» **JOB**: Print all entries precisely as they are written.

(Stored data)
===
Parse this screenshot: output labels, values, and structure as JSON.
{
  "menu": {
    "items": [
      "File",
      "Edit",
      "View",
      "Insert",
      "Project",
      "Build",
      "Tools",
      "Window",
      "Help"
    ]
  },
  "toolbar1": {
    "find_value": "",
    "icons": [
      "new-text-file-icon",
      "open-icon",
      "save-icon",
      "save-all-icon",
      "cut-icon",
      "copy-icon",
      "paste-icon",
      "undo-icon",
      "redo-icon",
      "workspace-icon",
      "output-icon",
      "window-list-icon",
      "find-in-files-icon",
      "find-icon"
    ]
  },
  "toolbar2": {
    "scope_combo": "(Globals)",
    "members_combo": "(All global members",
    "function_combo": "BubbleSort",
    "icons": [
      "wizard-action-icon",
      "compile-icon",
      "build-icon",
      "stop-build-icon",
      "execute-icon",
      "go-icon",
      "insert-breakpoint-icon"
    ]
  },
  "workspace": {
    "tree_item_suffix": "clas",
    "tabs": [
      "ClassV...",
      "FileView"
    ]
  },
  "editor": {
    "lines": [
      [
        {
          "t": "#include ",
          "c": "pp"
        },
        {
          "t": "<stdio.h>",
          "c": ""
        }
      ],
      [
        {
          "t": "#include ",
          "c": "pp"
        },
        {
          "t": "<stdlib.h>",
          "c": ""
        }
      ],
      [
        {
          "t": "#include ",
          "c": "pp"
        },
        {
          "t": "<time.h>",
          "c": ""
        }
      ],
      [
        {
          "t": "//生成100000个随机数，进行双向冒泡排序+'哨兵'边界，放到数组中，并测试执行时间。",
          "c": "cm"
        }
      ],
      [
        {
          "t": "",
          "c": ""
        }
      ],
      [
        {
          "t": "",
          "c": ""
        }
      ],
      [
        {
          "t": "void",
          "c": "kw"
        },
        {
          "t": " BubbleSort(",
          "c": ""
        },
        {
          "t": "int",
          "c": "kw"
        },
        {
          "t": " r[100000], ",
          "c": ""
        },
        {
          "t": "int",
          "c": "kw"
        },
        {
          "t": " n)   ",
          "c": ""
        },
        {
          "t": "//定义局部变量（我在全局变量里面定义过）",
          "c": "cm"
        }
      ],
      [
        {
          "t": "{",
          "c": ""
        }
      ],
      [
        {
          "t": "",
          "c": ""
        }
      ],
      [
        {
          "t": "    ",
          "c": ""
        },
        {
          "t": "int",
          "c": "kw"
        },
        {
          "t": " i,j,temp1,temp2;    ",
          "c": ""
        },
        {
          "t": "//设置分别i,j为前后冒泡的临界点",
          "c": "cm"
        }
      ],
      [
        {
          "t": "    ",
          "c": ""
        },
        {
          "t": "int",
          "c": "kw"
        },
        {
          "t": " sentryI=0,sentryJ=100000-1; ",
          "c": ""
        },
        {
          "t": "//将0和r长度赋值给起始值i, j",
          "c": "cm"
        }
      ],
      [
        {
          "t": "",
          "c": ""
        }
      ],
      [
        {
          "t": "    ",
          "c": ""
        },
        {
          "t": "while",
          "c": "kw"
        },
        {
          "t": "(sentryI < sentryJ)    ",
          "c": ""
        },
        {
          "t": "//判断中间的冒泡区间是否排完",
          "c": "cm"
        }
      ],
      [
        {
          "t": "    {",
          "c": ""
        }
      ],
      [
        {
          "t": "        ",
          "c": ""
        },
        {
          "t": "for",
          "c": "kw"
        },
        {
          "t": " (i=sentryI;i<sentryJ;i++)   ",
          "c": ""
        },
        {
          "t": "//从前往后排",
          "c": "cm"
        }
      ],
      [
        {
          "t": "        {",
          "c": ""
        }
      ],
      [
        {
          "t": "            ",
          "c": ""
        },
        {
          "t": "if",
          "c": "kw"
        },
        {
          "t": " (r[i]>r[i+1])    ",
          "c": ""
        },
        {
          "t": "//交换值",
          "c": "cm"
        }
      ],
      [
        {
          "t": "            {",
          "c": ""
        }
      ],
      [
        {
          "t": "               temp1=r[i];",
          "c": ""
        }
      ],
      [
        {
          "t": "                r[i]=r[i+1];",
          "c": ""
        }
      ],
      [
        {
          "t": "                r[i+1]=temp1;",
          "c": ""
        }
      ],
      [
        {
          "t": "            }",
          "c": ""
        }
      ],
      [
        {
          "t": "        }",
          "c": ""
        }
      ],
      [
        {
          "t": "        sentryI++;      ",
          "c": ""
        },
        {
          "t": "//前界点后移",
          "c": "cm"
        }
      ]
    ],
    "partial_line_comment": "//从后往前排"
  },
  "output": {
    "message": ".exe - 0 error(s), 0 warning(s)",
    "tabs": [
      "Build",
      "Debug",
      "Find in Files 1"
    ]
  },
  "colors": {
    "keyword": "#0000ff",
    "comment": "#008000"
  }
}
===
» **FINAL RESULT**:
Parse this screenshot: output labels, values, and structure as JSON.
{
  "menu": {
    "items": [
      "File",
      "Edit",
      "View",
      "Insert",
      "Project",
      "Build",
      "Tools",
      "Window",
      "Help"
    ]
  },
  "toolbar1": {
    "find_value": "",
    "icons": [
      "new-text-file-icon",
      "open-icon",
      "save-icon",
      "save-all-icon",
      "cut-icon",
      "copy-icon",
      "paste-icon",
      "undo-icon",
      "redo-icon",
      "workspace-icon",
      "output-icon",
      "window-list-icon",
      "find-in-files-icon",
      "find-icon"
    ]
  },
  "toolbar2": {
    "scope_combo": "(Globals)",
    "members_combo": "(All global members",
    "function_combo": "BubbleSort",
    "icons": [
      "wizard-action-icon",
      "compile-icon",
      "build-icon",
      "stop-build-icon",
      "execute-icon",
      "go-icon",
      "insert-breakpoint-icon"
    ]
  },
  "workspace": {
    "tree_item_suffix": "clas",
    "tabs": [
      "ClassV...",
      "FileView"
    ]
  },
  "editor": {
    "lines": [
      [
        {
          "t": "#include ",
          "c": "pp"
        },
        {
          "t": "<stdio.h>",
          "c": ""
        }
      ],
      [
        {
          "t": "#include ",
          "c": "pp"
        },
        {
          "t": "<stdlib.h>",
          "c": ""
        }
      ],
      [
        {
          "t": "#include ",
          "c": "pp"
        },
        {
          "t": "<time.h>",
          "c": ""
        }
      ],
      [
        {
          "t": "//生成100000个随机数，进行双向冒泡排序+'哨兵'边界，放到数组中，并测试执行时间。",
          "c": "cm"
        }
      ],
      [
        {
          "t": "",
          "c": ""
        }
      ],
      [
        {
          "t": "",
          "c": ""
        }
      ],
      [
        {
          "t": "void",
          "c": "kw"
        },
        {
          "t": " BubbleSort(",
          "c": ""
        },
        {
          "t": "int",
          "c": "kw"
        },
        {
          "t": " r[100000], ",
          "c": ""
        },
        {
          "t": "int",
          "c": "kw"
        },
        {
          "t": " n)   ",
          "c": ""
        },
        {
          "t": "//定义局部变量（我在全局变量里面定义过）",
          "c": "cm"
        }
      ],
      [
        {
          "t": "{",
          "c": ""
        }
      ],
      [
        {
          "t": "",
          "c": ""
        }
      ],
      [
        {
          "t": "    ",
          "c": ""
        },
        {
          "t": "int",
          "c": "kw"
        },
        {
          "t": " i,j,temp1,temp2;    ",
          "c": ""
        },
        {
          "t": "//设置分别i,j为前后冒泡的临界点",
          "c": "cm"
        }
      ],
      [
        {
          "t": "    ",
          "c": ""
        },
        {
          "t": "int",
          "c": "kw"
        },
        {
          "t": " sentryI=0,sentryJ=100000-1; ",
          "c": ""
        },
        {
          "t": "//将0和r长度赋值给起始值i, j",
          "c": "cm"
        }
      ],
      [
        {
          "t": "",
          "c": ""
        }
      ],
      [
        {
          "t": "    ",
          "c": ""
        },
        {
          "t": "while",
          "c": "kw"
        },
        {
          "t": "(sentryI < sentryJ)    ",
          "c": ""
        },
        {
          "t": "//判断中间的冒泡区间是否排完",
          "c": "cm"
        }
      ],
      [
        {
          "t": "    {",
          "c": ""
        }
      ],
      [
        {
          "t": "        ",
          "c": ""
        },
        {
          "t": "for",
          "c": "kw"
        },
        {
          "t": " (i=sentryI;i<sentryJ;i++)   ",
          "c": ""
        },
        {
          "t": "//从前往后排",
          "c": "cm"
        }
      ],
      [
        {
          "t": "        {",
          "c": ""
        }
      ],
      [
        {
          "t": "            ",
          "c": ""
        },
        {
          "t": "if",
          "c": "kw"
        },
        {
          "t": " (r[i]>r[i+1])    ",
          "c": ""
        },
        {
          "t": "//交换值",
          "c": "cm"
        }
      ],
      [
        {
          "t": "            {",
          "c": ""
        }
      ],
      [
        {
          "t": "               temp1=r[i];",
          "c": ""
        }
      ],
      [
        {
          "t": "                r[i]=r[i+1];",
          "c": ""
        }
      ],
      [
        {
          "t": "                r[i+1]=temp1;",
          "c": ""
        }
      ],
      [
        {
          "t": "            }",
          "c": ""
        }
      ],
      [
        {
          "t": "        }",
          "c": ""
        }
      ],
      [
        {
          "t": "        sentryI++;      ",
          "c": ""
        },
        {
          "t": "//前界点后移",
          "c": "cm"
        }
      ]
    ],
    "partial_line_comment": "//从后往前排"
  },
  "output": {
    "message": ".exe - 0 error(s), 0 warning(s)",
    "tabs": [
      "Build",
      "Debug",
      "Find in Files 1"
    ]
  },
  "colors": {
    "keyword": "#0000ff",
    "comment": "#008000"
  }
}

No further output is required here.